EXERCISE OBJECTIVE – Scan the data beneath this task and copy each line that includes "主要用于".

DATA FOR THIS TASK –
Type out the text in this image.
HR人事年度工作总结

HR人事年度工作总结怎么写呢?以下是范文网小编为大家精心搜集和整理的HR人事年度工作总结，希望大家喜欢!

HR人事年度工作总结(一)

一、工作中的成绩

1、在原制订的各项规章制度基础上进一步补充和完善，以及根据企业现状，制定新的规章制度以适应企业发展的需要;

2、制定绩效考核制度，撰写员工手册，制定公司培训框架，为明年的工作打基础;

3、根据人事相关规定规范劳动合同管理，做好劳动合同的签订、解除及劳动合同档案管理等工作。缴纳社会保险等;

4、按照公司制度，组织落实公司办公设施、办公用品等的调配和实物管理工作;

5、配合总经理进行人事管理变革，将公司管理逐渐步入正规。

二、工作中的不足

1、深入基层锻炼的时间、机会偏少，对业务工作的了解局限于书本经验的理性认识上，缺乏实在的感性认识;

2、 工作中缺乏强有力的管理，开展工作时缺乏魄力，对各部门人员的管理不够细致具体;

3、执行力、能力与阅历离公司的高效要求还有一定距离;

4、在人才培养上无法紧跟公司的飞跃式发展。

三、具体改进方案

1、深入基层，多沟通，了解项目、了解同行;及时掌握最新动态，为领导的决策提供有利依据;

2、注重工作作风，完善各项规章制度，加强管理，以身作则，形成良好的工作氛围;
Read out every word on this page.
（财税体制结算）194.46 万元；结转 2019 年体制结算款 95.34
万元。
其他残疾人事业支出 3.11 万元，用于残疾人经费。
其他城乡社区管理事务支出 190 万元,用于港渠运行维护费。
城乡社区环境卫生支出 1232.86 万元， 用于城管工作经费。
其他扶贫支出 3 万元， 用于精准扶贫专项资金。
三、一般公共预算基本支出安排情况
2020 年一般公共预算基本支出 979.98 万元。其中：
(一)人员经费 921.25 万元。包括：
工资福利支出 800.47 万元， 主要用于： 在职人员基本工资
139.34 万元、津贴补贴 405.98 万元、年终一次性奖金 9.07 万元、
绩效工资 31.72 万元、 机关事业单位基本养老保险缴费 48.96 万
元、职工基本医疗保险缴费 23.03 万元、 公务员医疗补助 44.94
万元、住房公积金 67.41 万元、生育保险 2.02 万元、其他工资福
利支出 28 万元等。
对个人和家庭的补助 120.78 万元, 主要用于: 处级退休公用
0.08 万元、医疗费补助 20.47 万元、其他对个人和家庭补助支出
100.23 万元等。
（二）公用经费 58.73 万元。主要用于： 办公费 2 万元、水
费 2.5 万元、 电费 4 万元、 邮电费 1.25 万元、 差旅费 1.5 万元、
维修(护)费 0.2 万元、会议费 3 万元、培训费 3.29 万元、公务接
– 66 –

TASK RESULT –
工资福利支出 800.47 万元， 主要用于： 在职人员基本工资
对个人和家庭的补助 120.78 万元, 主要用于: 处级退休公用
（二）公用经费 58.73 万元。主要用于： 办公费 2 万元、水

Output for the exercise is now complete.